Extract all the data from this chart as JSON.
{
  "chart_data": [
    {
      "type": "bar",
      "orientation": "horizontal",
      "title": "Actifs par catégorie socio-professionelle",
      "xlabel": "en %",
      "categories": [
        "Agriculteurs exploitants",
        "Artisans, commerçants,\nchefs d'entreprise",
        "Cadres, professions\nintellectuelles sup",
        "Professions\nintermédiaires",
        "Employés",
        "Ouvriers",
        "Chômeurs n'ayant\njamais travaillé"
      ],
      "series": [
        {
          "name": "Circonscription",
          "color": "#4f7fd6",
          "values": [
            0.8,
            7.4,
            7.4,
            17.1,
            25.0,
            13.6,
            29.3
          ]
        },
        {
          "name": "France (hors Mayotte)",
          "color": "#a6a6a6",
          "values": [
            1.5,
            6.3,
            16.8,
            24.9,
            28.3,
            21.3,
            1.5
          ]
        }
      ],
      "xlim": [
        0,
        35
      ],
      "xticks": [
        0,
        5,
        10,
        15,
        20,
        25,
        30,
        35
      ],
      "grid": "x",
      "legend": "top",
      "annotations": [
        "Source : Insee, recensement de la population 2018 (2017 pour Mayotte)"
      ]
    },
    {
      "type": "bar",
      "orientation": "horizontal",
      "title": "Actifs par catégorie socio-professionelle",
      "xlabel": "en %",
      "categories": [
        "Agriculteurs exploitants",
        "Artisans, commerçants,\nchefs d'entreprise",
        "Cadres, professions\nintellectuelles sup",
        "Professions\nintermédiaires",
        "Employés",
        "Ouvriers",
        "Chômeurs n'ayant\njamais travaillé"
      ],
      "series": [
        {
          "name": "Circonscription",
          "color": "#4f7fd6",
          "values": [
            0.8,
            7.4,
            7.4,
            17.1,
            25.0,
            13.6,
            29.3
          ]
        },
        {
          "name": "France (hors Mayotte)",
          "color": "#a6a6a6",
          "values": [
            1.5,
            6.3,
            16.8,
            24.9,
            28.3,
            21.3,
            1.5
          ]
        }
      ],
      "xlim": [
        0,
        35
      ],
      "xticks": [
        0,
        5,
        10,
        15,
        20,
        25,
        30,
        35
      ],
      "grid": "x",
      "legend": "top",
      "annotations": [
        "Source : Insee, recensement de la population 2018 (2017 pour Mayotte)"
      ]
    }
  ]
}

☆ ☆ ☆ ☆ ☆ ☆ ☆

AIM OF THE TASK: Retype every entry word for word.

OUTPUT OF THE EXERCISE:
Extract all the data from this chart as JSON.
{
  "chart_data": [
    {
      "type": "bar",
      "orientation": "horizontal",
      "title": "Actifs par catégorie socio-professionelle",
      "xlabel": "en %",
      "categories": [
        "Agriculteurs exploitants",
        "Artisans, commerçants,\nchefs d'entreprise",
        "Cadres, professions\nintellectuelles sup",
        "Professions\nintermédiaires",
        "Employés",
        "Ouvriers",
        "Chômeurs n'ayant\njamais travaillé"
      ],
      "series": [
        {
          "name": "Circonscription",
          "color": "#4f7fd6",
          "values": [
            0.8,
            7.4,
            7.4,
            17.1,
            25.0,
            13.6,
            29.3
          ]
        },
        {
          "name": "France (hors Mayotte)",
          "color": "#a6a6a6",
          "values": [
            1.5,
            6.3,
            16.8,
            24.9,
            28.3,
            21.3,
            1.5
          ]
        }
      ],
      "xlim": [
        0,
        35
      ],
      "xticks": [
        0,
        5,
        10,
        15,
        20,
        25,
        30,
        35
      ],
      "grid": "x",
      "legend": "top",
      "annotations": [
        "Source : Insee, recensement de la population 2018 (2017 pour Mayotte)"
      ]
    },
    {
      "type": "bar",
      "orientation": "horizontal",
      "title": "Actifs par catégorie socio-professionelle",
      "xlabel": "en %",
      "categories": [
        "Agriculteurs exploitants",
        "Artisans, commerçants,\nchefs d'entreprise",
        "Cadres, professions\nintellectuelles sup",
        "Professions\nintermédiaires",
        "Employés",
        "Ouvriers",
        "Chômeurs n'ayant\njamais travaillé"
      ],
      "series": [
        {
          "name": "Circonscription",
          "color": "#4f7fd6",
          "values": [
            0.8,
            7.4,
            7.4,
            17.1,
            25.0,
            13.6,
            29.3
          ]
        },
        {
          "name": "France (hors Mayotte)",
          "color": "#a6a6a6",
          "values": [
            1.5,
            6.3,
            16.8,
            24.9,
            28.3,
            21.3,
            1.5
          ]
        }
      ],
      "xlim": [
        0,
        35
      ],
      "xticks": [
        0,
        5,
        10,
        15,
        20,
        25,
        30,
        35
      ],
      "grid": "x",
      "legend": "top",
      "annotations": [
        "Source : Insee, recensement de la population 2018 (2017 pour Mayotte)"
      ]
    }
  ]
}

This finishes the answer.